** start Input **

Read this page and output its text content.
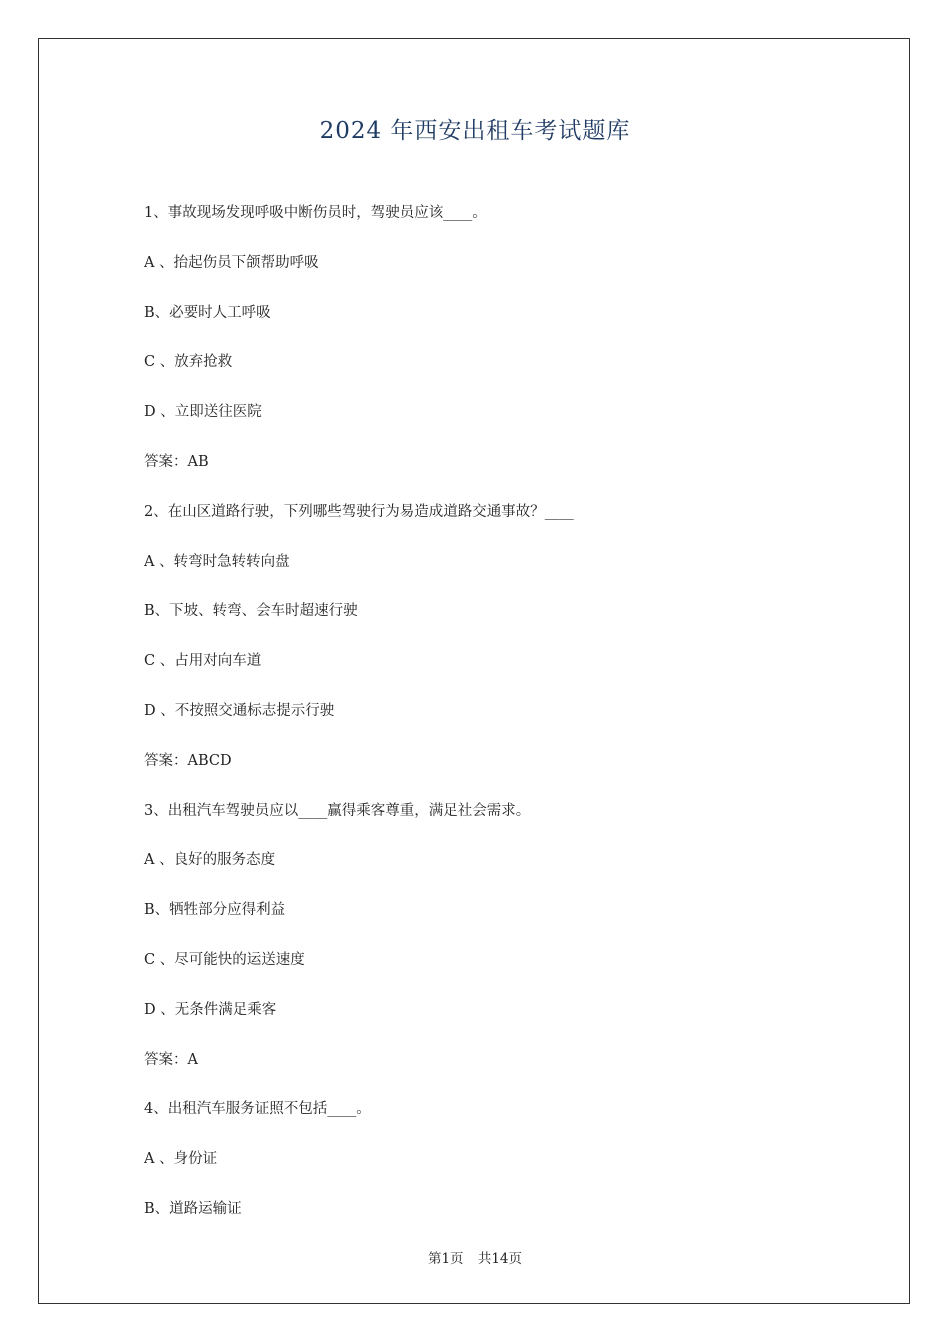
2024 年西安出租车考试题库
1、事故现场发现呼吸中断伤员时，驾驶员应该____。
A 、抬起伤员下颌帮助呼吸
B、必要时人工呼吸
C 、放弃抢救
D 、立即送往医院
答案：AB
2、在山区道路行驶，下列哪些驾驶行为易造成道路交通事故？____
A 、转弯时急转转向盘
B、下坡、转弯、会车时超速行驶
C 、占用对向车道
D 、不按照交通标志提示行驶
答案：ABCD
3、出租汽车驾驶员应以____赢得乘客尊重，满足社会需求。
A 、良好的服务态度
B、牺牲部分应得利益
C 、尽可能快的运送速度
D 、无条件满足乘客
答案：A
4、出租汽车服务证照不包括____。
A 、身份证
B、道路运输证
第1页 共14页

** end Input **

▶ _What you will do_
Print the listing above in full, exactly as written. Omit any pictures.

▶ _Solution below_
Read this page and output its text content.
2024 年西安出租车考试题库
1、事故现场发现呼吸中断伤员时，驾驶员应该____。
A 、抬起伤员下颌帮助呼吸
B、必要时人工呼吸
C 、放弃抢救
D 、立即送往医院
答案：AB
2、在山区道路行驶，下列哪些驾驶行为易造成道路交通事故？____
A 、转弯时急转转向盘
B、下坡、转弯、会车时超速行驶
C 、占用对向车道
D 、不按照交通标志提示行驶
答案：ABCD
3、出租汽车驾驶员应以____赢得乘客尊重，满足社会需求。
A 、良好的服务态度
B、牺牲部分应得利益
C 、尽可能快的运送速度
D 、无条件满足乘客
答案：A
4、出租汽车服务证照不包括____。
A 、身份证
B、道路运输证
第1页 共14页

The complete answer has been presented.